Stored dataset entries
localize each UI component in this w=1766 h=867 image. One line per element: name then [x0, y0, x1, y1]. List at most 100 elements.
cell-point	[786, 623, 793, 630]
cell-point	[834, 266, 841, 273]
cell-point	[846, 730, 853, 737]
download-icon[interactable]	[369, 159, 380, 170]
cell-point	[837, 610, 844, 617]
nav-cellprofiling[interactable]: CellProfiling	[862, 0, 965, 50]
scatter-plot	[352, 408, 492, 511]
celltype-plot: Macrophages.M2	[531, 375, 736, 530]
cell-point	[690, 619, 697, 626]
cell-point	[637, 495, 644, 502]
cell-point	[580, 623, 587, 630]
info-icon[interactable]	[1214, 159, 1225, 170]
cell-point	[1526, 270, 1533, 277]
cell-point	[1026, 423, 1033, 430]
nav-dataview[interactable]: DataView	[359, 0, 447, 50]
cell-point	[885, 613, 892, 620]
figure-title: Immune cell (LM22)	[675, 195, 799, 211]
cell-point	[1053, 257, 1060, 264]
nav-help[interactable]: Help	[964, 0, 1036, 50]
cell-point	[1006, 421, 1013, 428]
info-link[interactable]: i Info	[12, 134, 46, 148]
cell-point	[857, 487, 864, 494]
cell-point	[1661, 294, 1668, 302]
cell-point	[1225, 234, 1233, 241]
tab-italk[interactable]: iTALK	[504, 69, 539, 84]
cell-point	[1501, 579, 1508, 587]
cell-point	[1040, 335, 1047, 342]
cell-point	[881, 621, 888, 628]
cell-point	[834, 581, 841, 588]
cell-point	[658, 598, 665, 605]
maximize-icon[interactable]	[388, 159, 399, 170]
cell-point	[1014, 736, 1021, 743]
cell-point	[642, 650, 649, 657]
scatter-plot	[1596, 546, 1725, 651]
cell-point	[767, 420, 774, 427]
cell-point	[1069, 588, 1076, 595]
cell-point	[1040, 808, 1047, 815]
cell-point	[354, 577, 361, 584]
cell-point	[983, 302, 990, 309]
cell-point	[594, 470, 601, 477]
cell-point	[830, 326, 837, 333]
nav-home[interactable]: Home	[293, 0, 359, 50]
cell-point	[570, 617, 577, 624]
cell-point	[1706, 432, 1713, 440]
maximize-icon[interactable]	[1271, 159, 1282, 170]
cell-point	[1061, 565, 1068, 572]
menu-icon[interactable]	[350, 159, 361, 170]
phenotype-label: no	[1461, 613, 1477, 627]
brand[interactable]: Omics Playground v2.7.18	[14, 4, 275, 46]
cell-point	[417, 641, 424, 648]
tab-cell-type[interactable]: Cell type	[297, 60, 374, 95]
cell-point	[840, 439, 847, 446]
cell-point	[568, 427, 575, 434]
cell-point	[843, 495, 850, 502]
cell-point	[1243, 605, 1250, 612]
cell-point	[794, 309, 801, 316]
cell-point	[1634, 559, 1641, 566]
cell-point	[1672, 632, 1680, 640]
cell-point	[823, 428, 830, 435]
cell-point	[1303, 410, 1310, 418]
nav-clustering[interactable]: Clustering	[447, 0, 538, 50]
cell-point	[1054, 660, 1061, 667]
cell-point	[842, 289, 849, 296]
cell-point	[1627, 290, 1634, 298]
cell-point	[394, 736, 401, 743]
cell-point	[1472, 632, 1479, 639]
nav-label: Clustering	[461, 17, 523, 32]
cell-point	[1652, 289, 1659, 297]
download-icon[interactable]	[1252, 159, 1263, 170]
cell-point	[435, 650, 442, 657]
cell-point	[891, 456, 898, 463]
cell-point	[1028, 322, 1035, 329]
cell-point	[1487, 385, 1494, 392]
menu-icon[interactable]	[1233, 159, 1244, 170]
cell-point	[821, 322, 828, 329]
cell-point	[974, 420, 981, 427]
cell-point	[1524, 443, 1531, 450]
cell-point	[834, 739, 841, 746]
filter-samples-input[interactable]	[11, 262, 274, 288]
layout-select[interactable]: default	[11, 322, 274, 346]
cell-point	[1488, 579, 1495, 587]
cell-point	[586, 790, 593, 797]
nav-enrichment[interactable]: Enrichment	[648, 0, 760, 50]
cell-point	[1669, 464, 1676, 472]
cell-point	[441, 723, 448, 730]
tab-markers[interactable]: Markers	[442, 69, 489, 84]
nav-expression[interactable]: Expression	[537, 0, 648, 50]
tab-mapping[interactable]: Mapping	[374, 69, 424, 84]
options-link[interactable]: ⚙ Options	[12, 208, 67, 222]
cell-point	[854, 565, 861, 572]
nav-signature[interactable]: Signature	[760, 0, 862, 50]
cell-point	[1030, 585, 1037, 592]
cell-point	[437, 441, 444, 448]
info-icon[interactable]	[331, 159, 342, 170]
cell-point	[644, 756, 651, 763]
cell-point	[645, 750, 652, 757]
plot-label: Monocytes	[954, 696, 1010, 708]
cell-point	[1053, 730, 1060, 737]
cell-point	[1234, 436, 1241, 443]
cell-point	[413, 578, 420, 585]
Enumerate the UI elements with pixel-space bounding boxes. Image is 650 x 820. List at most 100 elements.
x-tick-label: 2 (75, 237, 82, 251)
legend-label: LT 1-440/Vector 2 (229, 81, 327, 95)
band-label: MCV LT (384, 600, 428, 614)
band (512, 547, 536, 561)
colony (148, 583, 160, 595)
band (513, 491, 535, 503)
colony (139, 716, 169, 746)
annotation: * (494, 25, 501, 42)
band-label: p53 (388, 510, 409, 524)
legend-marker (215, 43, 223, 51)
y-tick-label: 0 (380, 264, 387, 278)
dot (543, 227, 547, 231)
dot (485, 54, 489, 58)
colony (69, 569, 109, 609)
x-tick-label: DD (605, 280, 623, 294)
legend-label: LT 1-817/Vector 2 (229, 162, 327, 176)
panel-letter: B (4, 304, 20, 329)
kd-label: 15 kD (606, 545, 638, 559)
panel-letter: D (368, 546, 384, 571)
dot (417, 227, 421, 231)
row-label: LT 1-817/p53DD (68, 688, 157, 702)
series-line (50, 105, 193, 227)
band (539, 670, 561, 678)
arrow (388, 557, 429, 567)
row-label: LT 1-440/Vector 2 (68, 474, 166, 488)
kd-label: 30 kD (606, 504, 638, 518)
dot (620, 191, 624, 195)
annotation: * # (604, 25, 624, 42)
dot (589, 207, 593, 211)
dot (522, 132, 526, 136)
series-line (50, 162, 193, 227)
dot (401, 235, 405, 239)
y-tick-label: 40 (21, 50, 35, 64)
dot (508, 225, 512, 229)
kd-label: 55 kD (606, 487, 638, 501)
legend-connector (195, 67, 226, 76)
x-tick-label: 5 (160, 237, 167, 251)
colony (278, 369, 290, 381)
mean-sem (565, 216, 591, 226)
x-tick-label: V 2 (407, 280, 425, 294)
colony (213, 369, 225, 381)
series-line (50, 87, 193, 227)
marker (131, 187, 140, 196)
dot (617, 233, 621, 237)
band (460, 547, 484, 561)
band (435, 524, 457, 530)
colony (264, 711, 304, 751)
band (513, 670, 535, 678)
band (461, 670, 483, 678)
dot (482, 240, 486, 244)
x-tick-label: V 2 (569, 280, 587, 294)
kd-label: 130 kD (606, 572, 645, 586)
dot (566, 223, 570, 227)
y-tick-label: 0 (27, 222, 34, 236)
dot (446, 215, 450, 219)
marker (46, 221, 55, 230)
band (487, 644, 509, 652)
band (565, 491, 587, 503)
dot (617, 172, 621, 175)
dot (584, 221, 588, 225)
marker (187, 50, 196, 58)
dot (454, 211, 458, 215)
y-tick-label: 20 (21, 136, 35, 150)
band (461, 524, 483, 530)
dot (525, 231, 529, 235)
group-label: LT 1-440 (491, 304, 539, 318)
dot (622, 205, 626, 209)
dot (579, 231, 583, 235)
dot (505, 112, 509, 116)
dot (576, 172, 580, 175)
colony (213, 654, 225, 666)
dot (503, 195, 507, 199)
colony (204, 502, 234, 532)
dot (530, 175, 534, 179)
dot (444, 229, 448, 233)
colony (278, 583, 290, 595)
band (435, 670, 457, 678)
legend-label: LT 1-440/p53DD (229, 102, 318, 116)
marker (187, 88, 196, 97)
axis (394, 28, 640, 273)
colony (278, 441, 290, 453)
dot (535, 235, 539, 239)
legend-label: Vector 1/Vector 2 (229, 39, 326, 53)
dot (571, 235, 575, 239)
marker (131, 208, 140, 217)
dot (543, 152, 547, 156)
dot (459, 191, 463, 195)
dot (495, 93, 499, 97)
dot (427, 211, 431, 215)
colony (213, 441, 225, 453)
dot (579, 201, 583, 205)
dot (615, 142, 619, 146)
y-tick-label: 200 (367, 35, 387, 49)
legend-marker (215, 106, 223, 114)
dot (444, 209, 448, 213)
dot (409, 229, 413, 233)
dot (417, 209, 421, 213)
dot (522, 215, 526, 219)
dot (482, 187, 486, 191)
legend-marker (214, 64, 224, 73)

Request: Can you reproduce, word for word, the data from its very beginning through the line containing "159, 380, 170]", including that line?

Solved problem:
localize each UI component in this w=1766 h=867 image. One line per element: name then [x0, y0, x1, y1]. List at most 100 elements.
cell-point	[786, 623, 793, 630]
cell-point	[834, 266, 841, 273]
cell-point	[846, 730, 853, 737]
download-icon[interactable]	[369, 159, 380, 170]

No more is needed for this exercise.